**选段:**

• 【Codeforces 1036C】Classy Numbers


    【链接】 我是链接,点我呀:)
    【题意】

    让你求出只由3个非0数字组成的数字在[li,ri]这个区间里面有多少个.

    【题解】

    只由3个非0数字组成的数字在1~10^18中只有60W个 dfs处理出来之后排序做个二分查找一下区间里有多少个就好。

    【代码】

    import java.io.*;
    import java.util.*;
    
    public class Main {
        
        
        static InputReader in;
        static PrintWriter out;
            
        public static void main(String[] args) throws IOException{
            //InputStream ins = new FileInputStream("E:\rush.txt");
            InputStream ins = System.in;
            in = new InputReader(ins);
            out = new PrintWriter(System.out);
            //code start from here
            new Task().solve(in, out);
            out.close();
        }
        
        static int N = 700000;
        static class Task{
            TreeSet<Long> myset = new TreeSet<Long>();
            long a[] = new long[N+10];
            int T,n;
            long l,r;
            
            void dfs(long cur,int num,int dep) {
            	if (dep==18) {
            		if (cur>0) myset.add(cur);	
            		return;
            	}
            	if (num<3) {
            		for (int j = 1;j <= 9;j++)

**题目 1:**
从这篇 Classy Numbers 题解中摘出从“void dfs(long cur,int”到“j = 1;j <= 9;j++)”的原文。

**工作数据:**
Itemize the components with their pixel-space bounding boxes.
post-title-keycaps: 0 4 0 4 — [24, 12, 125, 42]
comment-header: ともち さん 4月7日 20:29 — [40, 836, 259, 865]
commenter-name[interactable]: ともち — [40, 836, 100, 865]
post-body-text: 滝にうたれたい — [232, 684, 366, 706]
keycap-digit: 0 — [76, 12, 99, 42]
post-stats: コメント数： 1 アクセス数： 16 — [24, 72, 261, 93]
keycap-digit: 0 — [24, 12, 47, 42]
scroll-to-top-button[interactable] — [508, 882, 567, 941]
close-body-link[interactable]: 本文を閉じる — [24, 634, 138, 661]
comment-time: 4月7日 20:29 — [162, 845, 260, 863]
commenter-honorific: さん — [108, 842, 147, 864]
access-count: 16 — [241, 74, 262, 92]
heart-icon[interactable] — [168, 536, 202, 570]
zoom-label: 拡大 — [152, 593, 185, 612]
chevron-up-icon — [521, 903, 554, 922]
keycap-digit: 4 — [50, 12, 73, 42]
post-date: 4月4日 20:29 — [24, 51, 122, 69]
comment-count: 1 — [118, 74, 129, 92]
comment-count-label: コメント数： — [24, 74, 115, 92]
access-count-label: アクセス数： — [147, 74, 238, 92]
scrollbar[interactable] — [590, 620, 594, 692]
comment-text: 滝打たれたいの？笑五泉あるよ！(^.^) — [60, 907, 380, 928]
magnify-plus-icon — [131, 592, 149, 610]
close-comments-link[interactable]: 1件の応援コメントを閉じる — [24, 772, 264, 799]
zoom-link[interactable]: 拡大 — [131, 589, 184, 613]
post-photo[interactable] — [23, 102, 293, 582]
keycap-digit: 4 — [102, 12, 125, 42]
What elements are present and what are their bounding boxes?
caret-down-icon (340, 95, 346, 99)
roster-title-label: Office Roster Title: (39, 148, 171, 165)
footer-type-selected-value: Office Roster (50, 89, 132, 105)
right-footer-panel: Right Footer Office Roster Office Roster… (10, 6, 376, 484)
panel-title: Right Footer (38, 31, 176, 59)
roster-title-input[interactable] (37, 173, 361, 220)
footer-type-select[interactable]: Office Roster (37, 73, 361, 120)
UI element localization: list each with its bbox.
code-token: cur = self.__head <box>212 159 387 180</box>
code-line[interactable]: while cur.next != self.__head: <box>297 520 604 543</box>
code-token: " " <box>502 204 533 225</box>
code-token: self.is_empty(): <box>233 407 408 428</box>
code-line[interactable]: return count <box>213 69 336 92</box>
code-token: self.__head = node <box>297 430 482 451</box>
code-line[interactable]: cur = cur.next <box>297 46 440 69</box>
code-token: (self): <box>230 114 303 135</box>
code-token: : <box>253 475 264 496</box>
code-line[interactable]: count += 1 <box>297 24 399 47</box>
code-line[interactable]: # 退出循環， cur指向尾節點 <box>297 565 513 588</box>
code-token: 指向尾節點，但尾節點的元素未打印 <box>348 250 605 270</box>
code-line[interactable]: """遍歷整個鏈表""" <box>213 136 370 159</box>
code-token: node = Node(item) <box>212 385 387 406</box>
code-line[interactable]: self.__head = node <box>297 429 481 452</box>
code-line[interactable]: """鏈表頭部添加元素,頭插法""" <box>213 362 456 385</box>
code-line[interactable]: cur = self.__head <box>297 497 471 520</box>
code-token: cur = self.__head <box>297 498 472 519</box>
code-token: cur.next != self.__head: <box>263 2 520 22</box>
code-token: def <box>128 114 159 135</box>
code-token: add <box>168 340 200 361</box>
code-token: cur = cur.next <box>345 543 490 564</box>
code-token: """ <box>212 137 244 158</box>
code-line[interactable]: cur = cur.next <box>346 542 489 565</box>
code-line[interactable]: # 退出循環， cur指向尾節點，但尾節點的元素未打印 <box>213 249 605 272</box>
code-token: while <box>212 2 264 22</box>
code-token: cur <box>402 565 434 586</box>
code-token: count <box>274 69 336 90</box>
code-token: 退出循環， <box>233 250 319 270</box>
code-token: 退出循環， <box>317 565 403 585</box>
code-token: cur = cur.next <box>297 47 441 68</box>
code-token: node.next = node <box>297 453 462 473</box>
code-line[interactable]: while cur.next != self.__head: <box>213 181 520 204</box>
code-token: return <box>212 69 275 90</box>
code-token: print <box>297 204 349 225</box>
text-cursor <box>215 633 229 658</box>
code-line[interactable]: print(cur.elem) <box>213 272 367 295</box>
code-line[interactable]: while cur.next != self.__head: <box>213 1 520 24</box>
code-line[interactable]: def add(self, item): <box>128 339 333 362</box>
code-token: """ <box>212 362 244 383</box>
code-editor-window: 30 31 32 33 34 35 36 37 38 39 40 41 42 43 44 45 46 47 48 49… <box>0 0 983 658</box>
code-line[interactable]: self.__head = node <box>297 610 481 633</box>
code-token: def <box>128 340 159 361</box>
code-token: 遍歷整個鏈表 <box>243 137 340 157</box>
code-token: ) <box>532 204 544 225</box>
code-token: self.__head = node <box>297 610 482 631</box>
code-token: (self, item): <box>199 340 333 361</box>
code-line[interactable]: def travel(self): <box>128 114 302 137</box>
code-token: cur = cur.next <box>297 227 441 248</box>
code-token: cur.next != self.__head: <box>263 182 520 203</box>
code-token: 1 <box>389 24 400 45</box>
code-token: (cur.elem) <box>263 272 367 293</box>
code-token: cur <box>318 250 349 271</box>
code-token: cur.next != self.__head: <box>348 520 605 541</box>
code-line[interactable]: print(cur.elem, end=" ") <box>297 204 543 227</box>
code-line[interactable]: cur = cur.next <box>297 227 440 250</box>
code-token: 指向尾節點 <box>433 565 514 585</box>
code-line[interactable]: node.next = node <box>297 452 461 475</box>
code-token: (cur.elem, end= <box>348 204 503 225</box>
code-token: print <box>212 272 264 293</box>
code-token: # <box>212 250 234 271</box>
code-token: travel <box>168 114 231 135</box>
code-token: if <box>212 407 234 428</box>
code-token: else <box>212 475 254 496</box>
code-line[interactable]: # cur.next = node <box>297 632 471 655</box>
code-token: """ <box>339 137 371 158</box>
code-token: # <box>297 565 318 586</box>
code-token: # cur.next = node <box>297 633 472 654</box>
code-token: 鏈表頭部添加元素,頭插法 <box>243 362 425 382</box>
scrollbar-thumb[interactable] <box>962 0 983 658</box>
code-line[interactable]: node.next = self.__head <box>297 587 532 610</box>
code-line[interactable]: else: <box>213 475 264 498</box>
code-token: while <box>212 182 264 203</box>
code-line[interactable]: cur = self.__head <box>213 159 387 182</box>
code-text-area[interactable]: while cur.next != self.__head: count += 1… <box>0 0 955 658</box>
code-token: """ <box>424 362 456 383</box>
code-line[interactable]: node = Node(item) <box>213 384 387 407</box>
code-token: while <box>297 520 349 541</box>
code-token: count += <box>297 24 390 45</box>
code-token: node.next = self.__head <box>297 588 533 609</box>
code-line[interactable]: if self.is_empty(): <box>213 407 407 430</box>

**题目 2:**
逐字抄写记录中从第一行到含有“commenter-name[interactable]: ともち —”的那一行，首尾两行都要包括。

**答案 1:**
void dfs(long cur,int num,int dep) {
            	if (dep==18) {
            		if (cur>0) myset.add(cur);	
            		return;
            	}
            	if (num<3) {
            		for (int j = 1;j <= 9;j++)

**答案 2:**
Itemize the components with their pixel-space bounding boxes.
post-title-keycaps: 0 4 0 4 — [24, 12, 125, 42]
comment-header: ともち さん 4月7日 20:29 — [40, 836, 259, 865]
commenter-name[interactable]: ともち — [40, 836, 100, 865]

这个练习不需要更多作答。